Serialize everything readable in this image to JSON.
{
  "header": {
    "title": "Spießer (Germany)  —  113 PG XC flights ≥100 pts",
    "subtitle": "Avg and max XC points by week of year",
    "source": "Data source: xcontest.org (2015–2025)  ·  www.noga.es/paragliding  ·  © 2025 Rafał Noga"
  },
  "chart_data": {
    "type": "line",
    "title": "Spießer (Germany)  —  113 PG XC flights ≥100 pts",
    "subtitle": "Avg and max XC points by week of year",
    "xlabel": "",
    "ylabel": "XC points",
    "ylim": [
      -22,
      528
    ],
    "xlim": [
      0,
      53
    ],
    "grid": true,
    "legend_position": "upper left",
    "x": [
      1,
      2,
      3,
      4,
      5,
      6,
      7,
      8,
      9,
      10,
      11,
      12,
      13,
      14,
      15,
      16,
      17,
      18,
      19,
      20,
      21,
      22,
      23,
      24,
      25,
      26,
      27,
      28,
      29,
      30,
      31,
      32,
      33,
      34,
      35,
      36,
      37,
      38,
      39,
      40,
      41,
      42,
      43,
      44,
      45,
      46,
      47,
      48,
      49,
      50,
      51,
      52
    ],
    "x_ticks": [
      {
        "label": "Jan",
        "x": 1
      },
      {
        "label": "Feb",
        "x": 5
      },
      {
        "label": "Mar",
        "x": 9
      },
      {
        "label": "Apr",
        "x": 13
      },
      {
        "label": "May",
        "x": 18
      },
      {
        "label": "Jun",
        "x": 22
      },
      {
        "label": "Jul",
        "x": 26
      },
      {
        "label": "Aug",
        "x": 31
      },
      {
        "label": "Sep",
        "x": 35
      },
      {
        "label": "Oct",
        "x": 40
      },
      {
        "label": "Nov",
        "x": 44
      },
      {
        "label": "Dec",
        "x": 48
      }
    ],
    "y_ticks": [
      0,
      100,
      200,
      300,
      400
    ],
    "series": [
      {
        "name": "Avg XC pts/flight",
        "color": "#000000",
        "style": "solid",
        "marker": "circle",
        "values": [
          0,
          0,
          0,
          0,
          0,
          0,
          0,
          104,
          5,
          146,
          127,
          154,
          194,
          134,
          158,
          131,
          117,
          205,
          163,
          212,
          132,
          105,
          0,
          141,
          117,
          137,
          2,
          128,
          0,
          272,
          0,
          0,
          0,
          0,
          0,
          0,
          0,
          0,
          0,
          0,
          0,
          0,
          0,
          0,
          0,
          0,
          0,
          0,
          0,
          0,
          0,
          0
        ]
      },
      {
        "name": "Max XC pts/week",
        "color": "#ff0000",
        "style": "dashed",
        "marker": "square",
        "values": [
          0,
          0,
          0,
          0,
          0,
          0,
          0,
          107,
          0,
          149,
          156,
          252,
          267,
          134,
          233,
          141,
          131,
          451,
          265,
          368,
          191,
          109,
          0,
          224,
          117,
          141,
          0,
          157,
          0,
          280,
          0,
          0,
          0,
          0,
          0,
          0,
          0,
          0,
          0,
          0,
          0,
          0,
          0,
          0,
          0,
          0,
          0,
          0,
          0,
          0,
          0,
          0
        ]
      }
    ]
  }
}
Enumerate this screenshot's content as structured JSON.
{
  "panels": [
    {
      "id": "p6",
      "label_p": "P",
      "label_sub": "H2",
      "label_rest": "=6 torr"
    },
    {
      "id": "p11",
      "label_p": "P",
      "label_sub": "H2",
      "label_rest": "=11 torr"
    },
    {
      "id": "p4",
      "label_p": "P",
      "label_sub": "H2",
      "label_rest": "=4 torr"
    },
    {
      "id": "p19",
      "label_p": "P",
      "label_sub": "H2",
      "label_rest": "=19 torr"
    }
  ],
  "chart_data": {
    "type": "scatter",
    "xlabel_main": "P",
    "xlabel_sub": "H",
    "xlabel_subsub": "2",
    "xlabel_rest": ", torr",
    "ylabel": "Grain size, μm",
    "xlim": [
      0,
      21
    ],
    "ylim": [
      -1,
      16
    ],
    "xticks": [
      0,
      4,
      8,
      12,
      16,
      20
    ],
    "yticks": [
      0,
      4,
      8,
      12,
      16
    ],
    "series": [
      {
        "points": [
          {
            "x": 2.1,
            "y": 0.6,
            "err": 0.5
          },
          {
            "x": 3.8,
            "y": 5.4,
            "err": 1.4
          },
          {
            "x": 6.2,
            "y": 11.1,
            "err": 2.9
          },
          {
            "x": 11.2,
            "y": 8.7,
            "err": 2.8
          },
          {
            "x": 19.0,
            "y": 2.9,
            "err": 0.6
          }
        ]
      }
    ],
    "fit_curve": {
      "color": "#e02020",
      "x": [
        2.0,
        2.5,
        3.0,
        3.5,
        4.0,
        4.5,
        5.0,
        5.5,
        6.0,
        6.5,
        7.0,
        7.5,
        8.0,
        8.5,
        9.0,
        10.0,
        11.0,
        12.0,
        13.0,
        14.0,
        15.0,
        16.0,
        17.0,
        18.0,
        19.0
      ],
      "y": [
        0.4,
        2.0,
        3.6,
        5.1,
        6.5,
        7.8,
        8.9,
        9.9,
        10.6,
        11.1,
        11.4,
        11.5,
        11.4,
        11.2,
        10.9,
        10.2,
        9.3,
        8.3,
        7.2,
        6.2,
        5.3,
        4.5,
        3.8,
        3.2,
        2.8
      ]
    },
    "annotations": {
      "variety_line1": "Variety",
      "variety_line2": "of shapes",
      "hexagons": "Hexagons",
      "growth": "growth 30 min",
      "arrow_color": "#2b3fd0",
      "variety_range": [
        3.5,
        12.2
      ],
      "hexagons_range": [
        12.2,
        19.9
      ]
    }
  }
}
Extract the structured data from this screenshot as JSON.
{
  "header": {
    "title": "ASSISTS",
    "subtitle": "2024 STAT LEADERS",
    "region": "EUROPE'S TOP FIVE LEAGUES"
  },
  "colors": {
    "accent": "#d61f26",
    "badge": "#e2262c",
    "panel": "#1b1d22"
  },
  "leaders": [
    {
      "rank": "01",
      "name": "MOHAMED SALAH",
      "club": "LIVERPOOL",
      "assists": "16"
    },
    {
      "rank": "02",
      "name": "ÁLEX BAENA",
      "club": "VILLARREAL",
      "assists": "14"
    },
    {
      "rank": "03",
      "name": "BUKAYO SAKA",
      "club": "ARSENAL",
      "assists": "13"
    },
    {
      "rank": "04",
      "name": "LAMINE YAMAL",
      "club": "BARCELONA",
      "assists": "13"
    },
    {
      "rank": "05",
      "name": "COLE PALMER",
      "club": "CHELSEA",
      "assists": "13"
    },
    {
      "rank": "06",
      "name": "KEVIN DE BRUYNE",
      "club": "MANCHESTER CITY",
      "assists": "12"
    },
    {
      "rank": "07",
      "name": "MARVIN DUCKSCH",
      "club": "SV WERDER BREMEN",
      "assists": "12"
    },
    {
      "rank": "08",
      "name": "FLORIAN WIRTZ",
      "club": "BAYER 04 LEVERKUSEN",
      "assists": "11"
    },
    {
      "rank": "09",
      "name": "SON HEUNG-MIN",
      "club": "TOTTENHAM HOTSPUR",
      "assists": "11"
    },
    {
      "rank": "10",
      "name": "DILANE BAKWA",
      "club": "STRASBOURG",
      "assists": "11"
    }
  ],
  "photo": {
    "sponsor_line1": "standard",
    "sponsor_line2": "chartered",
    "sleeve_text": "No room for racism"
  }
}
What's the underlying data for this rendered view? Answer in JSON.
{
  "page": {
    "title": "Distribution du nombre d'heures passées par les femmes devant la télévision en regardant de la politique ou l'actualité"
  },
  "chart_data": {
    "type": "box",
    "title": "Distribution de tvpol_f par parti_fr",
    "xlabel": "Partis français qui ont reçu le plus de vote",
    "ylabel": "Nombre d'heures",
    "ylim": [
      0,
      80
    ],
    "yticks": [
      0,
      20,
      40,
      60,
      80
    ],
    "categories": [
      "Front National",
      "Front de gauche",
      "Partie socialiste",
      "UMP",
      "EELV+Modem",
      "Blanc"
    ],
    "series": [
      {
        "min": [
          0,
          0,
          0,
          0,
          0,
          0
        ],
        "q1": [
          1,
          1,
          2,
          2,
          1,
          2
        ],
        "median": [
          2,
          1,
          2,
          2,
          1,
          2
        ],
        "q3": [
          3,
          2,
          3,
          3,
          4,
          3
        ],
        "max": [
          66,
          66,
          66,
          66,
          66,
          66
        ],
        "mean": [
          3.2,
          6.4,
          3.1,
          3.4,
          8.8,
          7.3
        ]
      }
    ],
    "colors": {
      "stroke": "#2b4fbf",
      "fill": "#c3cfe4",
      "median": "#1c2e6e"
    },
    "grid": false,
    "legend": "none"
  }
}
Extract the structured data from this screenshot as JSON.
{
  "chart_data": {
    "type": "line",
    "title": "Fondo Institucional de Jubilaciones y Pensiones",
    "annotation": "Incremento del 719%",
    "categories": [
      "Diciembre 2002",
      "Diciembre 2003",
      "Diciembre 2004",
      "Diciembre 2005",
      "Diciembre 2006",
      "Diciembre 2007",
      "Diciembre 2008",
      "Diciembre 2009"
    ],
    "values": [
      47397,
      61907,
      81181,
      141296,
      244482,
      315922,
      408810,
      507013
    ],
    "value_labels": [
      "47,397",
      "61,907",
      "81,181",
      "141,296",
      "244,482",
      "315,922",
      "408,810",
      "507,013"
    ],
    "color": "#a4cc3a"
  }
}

**Set task:** Gather up every line in the data above that contains the word "JSON", copying each one.

**Exercise answer:**
Serialize everything readable in this image to JSON.
Enumerate this screenshot's content as structured JSON.
Extract the structured data from this screenshot as JSON.
What's the underlying data for this rendered view? Answer in JSON.
Extract the structured data from this screenshot as JSON.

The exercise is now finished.